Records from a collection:
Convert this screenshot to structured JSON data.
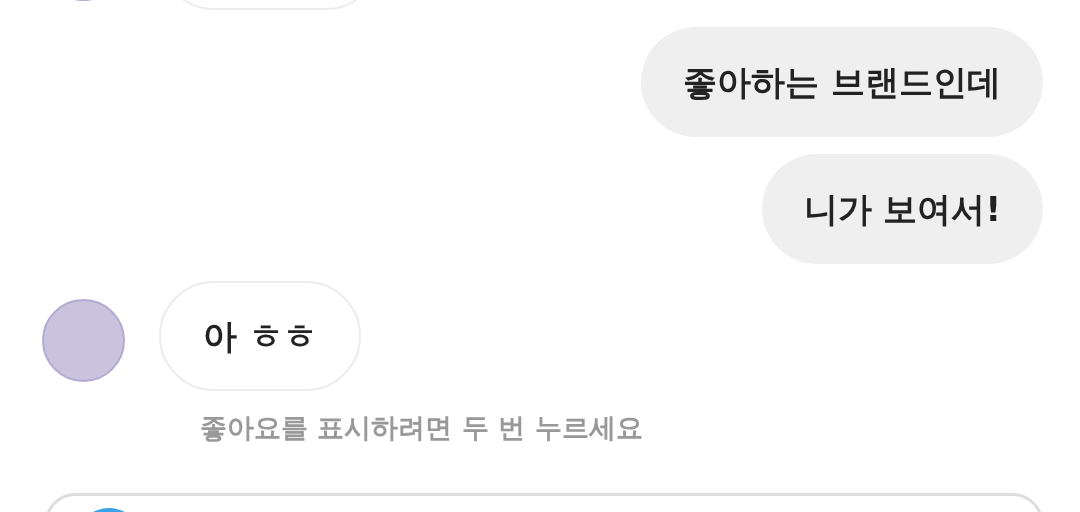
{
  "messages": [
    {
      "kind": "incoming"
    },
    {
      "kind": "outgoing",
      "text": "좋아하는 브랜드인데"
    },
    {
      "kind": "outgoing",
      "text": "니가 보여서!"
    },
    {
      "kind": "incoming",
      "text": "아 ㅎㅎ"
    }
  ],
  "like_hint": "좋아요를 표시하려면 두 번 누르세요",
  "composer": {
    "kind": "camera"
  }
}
==
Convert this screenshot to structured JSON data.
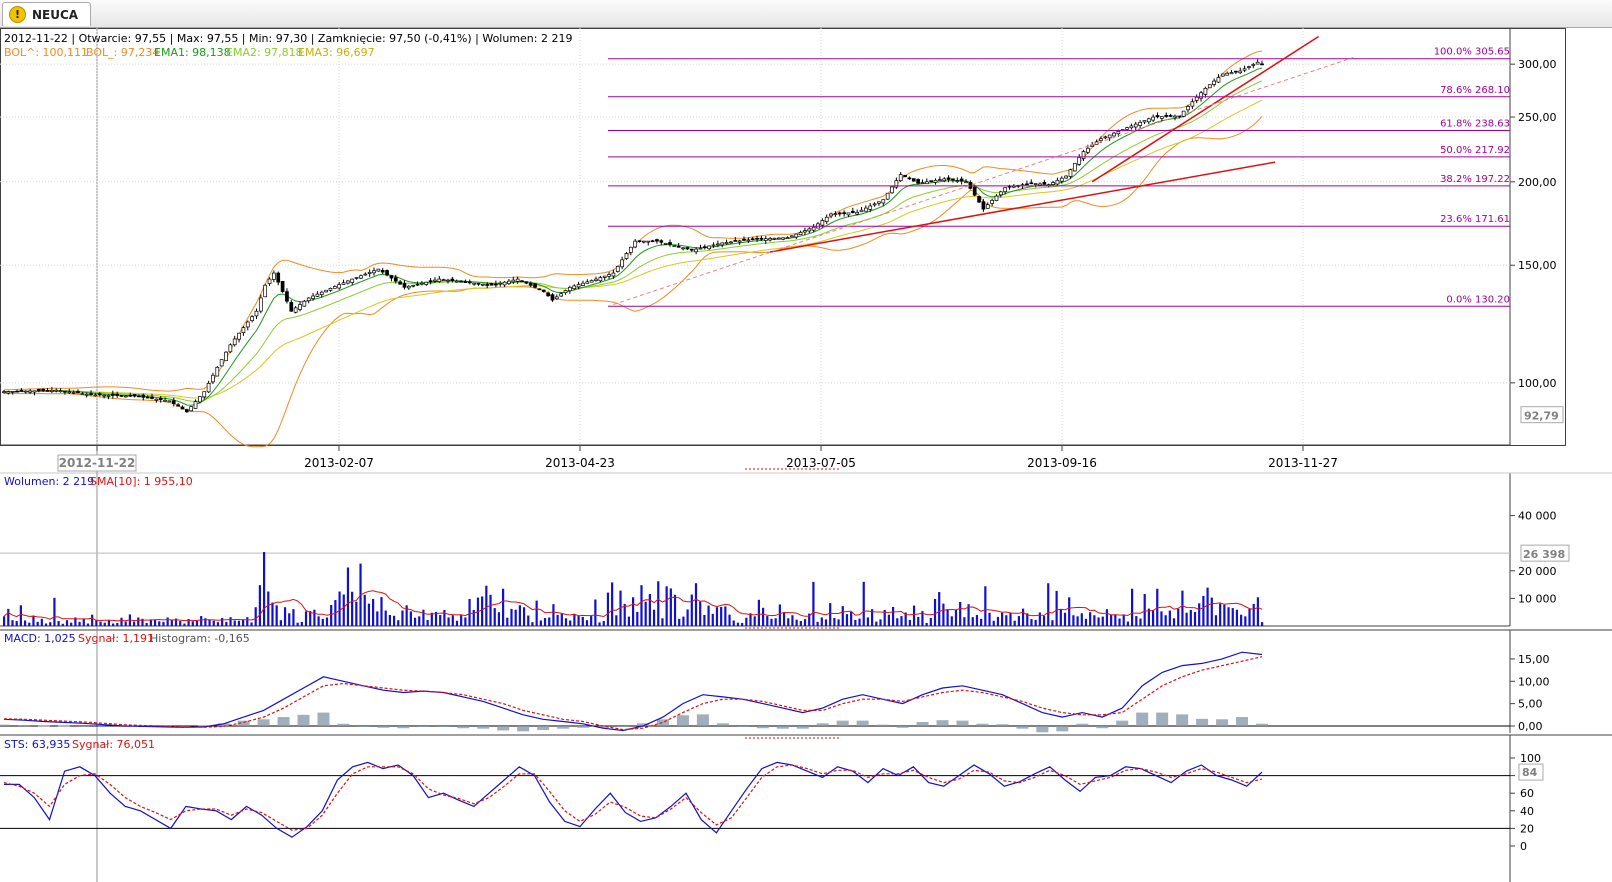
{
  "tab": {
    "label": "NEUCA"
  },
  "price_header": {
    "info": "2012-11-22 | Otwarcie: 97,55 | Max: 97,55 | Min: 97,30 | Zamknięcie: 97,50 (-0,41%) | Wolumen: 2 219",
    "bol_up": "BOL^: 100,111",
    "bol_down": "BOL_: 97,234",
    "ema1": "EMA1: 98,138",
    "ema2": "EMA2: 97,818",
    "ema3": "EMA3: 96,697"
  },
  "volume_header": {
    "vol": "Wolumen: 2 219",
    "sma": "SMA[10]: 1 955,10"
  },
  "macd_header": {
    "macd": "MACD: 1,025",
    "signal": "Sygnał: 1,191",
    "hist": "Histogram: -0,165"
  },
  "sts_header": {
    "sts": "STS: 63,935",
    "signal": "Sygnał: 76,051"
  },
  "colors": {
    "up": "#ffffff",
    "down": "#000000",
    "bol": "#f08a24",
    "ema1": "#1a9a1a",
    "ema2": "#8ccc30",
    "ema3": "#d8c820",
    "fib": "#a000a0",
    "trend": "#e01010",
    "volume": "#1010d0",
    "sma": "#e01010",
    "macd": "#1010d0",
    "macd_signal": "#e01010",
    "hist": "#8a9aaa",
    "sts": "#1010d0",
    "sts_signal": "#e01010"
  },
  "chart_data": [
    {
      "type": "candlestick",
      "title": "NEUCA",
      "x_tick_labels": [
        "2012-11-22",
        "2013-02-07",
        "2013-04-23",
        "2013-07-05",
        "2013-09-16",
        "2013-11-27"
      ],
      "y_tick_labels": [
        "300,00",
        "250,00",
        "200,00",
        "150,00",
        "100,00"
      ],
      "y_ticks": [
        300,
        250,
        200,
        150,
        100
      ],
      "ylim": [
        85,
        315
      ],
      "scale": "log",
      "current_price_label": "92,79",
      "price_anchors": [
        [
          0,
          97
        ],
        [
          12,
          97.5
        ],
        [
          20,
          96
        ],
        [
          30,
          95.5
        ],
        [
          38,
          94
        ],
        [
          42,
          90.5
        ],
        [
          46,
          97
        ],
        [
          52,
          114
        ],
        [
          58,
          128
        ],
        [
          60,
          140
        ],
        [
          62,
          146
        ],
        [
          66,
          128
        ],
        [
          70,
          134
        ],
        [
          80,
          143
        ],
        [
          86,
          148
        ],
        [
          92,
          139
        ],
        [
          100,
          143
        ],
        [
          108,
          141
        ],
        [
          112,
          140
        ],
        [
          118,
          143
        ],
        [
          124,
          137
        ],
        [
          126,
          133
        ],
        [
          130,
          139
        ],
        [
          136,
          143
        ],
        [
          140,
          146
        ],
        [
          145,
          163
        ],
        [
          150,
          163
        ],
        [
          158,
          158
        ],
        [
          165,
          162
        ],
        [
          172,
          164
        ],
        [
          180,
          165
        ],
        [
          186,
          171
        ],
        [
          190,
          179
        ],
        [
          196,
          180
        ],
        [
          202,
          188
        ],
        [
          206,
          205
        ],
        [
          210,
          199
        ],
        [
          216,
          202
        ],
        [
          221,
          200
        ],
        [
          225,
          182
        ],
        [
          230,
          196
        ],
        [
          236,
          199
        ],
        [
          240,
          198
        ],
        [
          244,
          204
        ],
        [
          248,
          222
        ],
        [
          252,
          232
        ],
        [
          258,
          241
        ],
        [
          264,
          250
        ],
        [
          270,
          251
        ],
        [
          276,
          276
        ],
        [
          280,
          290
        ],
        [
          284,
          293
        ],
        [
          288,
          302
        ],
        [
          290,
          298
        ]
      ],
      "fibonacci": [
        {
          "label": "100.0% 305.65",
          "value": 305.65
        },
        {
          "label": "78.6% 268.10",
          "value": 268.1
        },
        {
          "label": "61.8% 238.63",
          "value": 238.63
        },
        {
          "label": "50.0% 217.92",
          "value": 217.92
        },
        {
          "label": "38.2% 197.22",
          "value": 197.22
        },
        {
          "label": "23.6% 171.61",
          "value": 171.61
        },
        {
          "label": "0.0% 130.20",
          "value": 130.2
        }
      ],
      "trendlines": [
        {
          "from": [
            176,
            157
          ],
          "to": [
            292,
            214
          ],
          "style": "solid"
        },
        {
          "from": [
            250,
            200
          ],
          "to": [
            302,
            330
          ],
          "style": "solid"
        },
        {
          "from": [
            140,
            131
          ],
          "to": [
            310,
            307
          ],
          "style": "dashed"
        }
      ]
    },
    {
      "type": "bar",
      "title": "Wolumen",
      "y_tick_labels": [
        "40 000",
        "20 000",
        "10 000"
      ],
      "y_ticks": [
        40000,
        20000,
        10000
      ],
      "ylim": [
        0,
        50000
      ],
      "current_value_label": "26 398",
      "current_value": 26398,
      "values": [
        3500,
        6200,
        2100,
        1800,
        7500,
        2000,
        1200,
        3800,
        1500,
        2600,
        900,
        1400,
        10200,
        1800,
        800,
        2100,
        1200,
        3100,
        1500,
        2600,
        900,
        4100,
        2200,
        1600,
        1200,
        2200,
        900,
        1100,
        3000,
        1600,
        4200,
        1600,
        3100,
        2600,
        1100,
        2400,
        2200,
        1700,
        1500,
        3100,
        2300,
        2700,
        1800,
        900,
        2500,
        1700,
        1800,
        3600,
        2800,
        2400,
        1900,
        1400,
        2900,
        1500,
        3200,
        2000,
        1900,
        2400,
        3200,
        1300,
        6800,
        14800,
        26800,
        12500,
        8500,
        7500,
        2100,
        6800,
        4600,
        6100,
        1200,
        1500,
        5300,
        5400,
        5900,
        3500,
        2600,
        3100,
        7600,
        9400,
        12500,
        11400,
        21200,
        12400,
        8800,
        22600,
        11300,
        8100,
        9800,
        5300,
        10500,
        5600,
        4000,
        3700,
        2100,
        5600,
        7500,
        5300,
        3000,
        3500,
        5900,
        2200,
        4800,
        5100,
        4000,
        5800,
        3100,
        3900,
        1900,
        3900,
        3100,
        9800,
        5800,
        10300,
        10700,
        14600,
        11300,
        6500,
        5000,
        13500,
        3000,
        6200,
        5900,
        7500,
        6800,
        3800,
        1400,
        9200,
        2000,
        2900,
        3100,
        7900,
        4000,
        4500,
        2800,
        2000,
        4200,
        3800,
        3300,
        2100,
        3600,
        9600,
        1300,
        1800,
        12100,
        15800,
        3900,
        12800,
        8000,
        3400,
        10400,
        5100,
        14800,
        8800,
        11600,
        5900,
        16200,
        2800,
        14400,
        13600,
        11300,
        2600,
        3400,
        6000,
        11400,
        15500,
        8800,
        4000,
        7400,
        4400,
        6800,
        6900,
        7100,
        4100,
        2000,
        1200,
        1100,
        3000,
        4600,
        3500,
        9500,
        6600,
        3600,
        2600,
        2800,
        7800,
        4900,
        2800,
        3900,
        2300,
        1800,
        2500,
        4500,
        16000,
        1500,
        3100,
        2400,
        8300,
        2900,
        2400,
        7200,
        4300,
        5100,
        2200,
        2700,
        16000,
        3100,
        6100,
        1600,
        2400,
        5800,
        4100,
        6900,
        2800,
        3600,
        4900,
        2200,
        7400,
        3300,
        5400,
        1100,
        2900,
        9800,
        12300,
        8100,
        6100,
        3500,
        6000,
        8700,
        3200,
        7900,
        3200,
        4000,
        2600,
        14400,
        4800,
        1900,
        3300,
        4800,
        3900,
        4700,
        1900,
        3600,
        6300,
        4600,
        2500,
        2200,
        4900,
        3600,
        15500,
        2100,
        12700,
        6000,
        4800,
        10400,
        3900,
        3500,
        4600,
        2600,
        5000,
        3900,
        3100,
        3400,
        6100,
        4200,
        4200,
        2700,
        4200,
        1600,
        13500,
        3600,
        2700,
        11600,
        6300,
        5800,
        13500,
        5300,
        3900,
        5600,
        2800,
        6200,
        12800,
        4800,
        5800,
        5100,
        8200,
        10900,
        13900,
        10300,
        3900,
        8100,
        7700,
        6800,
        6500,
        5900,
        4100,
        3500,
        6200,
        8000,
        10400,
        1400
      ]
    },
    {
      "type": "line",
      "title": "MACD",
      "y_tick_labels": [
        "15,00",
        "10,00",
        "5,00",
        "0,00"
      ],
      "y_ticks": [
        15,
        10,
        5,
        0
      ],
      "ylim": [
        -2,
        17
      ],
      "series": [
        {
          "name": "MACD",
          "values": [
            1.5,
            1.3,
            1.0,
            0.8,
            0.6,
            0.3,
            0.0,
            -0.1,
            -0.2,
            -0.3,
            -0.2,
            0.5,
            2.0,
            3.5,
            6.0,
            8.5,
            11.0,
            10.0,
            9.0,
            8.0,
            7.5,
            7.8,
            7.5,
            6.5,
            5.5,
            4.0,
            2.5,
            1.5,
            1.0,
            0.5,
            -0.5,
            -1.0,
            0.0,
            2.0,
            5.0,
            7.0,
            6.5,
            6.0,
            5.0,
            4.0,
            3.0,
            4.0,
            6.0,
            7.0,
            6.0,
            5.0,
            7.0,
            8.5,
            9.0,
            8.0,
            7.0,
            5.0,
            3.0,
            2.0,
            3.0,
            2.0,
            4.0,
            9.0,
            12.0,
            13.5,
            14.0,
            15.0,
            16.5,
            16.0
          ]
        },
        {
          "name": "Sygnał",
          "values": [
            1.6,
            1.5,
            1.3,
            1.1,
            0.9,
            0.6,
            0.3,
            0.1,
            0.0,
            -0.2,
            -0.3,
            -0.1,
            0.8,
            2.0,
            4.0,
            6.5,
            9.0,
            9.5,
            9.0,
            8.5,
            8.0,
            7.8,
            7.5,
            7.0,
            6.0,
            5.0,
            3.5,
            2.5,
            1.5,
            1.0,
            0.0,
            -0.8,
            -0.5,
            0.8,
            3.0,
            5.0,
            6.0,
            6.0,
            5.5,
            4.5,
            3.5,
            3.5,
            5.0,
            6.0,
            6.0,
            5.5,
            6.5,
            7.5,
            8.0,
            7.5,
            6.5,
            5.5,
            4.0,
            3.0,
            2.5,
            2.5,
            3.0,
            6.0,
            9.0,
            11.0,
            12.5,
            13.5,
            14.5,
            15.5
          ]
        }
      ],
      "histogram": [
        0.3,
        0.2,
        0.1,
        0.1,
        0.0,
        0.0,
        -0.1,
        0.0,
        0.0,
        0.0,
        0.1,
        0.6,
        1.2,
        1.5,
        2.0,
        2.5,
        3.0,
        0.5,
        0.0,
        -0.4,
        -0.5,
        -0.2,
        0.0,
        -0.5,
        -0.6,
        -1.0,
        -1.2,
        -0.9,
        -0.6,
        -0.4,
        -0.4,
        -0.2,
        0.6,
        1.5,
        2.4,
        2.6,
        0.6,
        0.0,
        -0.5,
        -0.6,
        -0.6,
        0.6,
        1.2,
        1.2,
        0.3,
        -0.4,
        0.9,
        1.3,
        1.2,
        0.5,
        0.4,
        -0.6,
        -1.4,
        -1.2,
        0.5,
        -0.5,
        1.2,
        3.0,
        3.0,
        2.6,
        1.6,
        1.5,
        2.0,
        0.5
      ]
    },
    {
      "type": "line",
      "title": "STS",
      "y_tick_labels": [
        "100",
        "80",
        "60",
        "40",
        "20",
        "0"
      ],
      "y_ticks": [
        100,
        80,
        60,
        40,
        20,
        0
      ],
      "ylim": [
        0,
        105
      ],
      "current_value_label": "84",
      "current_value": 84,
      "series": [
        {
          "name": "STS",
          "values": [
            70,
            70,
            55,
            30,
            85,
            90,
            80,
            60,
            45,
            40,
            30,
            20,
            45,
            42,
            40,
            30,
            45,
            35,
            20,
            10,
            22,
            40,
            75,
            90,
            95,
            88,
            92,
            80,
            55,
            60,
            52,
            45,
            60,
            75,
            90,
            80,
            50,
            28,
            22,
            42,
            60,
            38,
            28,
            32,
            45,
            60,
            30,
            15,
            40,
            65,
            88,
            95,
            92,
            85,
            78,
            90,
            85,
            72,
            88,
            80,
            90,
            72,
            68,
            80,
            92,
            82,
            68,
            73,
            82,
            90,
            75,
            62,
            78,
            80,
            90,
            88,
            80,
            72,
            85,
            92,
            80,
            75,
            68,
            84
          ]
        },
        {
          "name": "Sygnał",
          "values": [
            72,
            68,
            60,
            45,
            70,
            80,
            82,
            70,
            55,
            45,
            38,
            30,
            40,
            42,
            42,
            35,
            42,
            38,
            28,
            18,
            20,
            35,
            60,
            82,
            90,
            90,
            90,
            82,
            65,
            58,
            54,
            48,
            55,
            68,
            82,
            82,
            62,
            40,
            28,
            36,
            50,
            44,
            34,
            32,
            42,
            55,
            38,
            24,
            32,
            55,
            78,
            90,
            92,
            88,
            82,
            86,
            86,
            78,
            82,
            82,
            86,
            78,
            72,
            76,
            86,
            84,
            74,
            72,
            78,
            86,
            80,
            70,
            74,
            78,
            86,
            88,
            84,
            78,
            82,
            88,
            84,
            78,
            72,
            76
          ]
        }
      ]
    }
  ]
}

### EXERCISE
Look through the entries and return every line where "Sygnał" appears.

### WORKED SOLUTION
    "signal": "Sygnał: 1,191",
    "signal": "Sygnał: 76,051"
          "name": "Sygnał",
          "name": "Sygnał",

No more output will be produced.